__Auszug zum Lesen__
··········

Tests 30.03.2016, 08:11 Uhr

Test: Nik Collection by Google

Google verschenkt die Fotofilter von Nik. Diese geballte Ladung an Profi-Funktionen sollten Sie sich nicht entgehen lassen. Hier kommt ein tieferer Einblick.
Für professionelle Fotografen führt seit Jahren kein Weg an den Filtern von Nik Software vorbei. Unterteilt in sieben (!) Pakete, verhelfen sie zu dramatischen HDR-Bildern, stimmungsvollen Analogaufnahmen, spektakulären Schwarz-Weiss-Fotos und bedienen auch sonst fast jeden Wunsch bei der Foto-Optimierung.
Das Beste aber: Ursprünglich kosteten diese Pakete mehrere Hundert Franken. Nach der Übernahme senkte Google den Preis auf 149 US-Dollar. Und seit Neustem sind die Filter für OS X und Windows sogar kostenlos! Rufen Sie einfach die Adresse www.google.com/nikcollection/ auf und klicken Sie auf die Schaltfläche «Download Now». (Keine Sorge, alle Pakete sind deutsch lokalisiert.)

··········

__Aufgabe A__
Bearbeiten Sie den Artikel zur Nik Collection, beginnend mit „Für professionelle Fotografen“ und weiter bis „sind deutsch lokalisiert.)“, und geben Sie diesen Abschnitt wieder, wobei „Fotografen“ durch „Designer“ ersetzt wird.

··········

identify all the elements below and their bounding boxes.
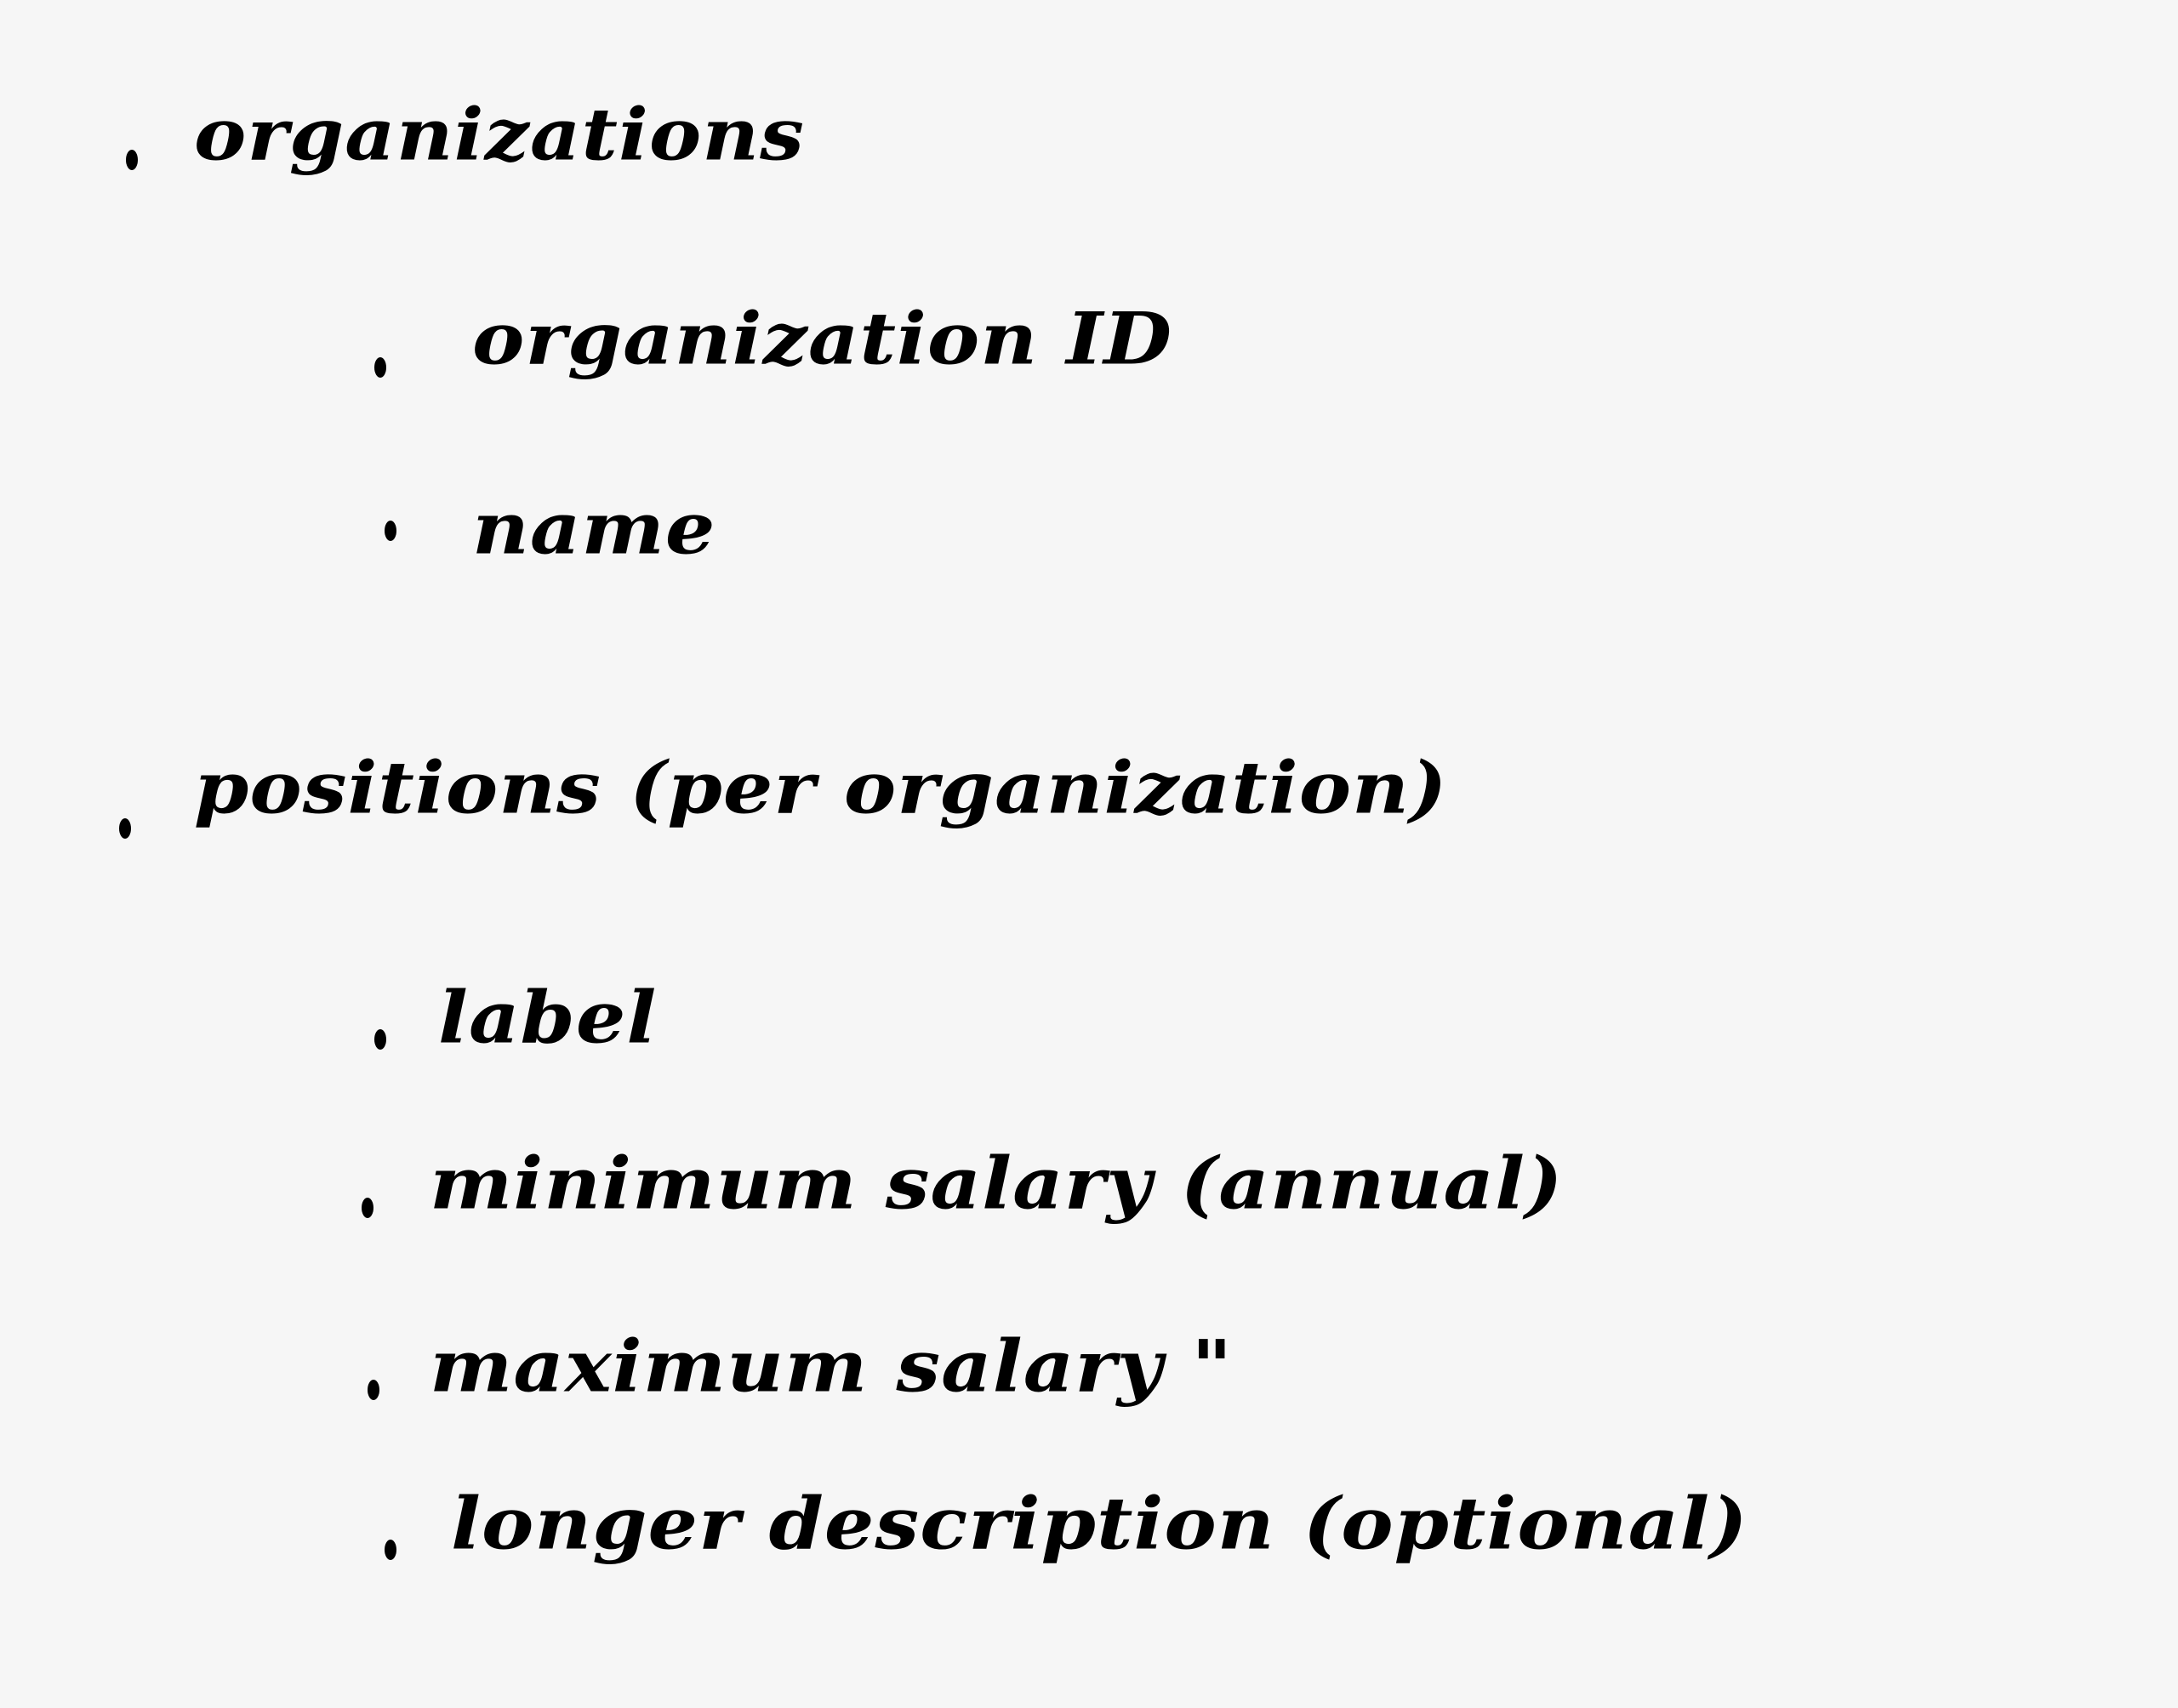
bullet-point [362, 1198, 373, 1218]
bullet-point [374, 1029, 386, 1050]
note-organization-id: organization ID [472, 296, 1173, 381]
bullet-point [368, 1380, 379, 1400]
bullet-point [374, 357, 386, 378]
note-positions: positions (per organization) [194, 745, 1448, 830]
bullet-point [385, 521, 396, 541]
bullet-point [119, 818, 131, 839]
note-maximum-salary: maximum salary " [430, 1324, 1234, 1409]
bullet-point [126, 150, 138, 170]
note-longer-description: longer description (optional) [451, 1481, 1748, 1566]
handwritten-notes-page: organizations organization ID name posit… [0, 0, 2178, 1708]
note-name: name [472, 486, 716, 571]
note-label: label [438, 975, 658, 1060]
note-organizations: organizations [194, 92, 805, 177]
note-minimum-salary: minimum salary (annual) [430, 1141, 1564, 1226]
bullet-point [385, 1540, 396, 1560]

··········

__Aufgabe B__
Entnehmen Sie den Datensätzen jede Zeile, in der die Zeichenfolge „organizations“ vorkommt.

__Übungsergebnis A__
Für professionelle Designer führt seit Jahren kein Weg an den Filtern von Nik Software vorbei. Unterteilt in sieben (!) Pakete, verhelfen sie zu dramatischen HDR-Bildern, stimmungsvollen Analogaufnahmen, spektakulären Schwarz-Weiss-Fotos und bedienen auch sonst fast jeden Wunsch bei der Foto-Optimierung.
Das Beste aber: Ursprünglich kosteten diese Pakete mehrere Hundert Franken. Nach der Übernahme senkte Google den Preis auf 149 US-Dollar. Und seit Neustem sind die Filter für OS X und Windows sogar kostenlos! Rufen Sie einfach die Adresse www.google.com/nikcollection/ auf und klicken Sie auf die Schaltfläche «Download Now». (Keine Sorge, alle Pakete sind deutsch lokalisiert.)

__Übungsergebnis B__
handwritten-notes-page: organizations organization ID name posit… [0, 0, 2178, 1708]
note-organizations: organizations [194, 92, 805, 177]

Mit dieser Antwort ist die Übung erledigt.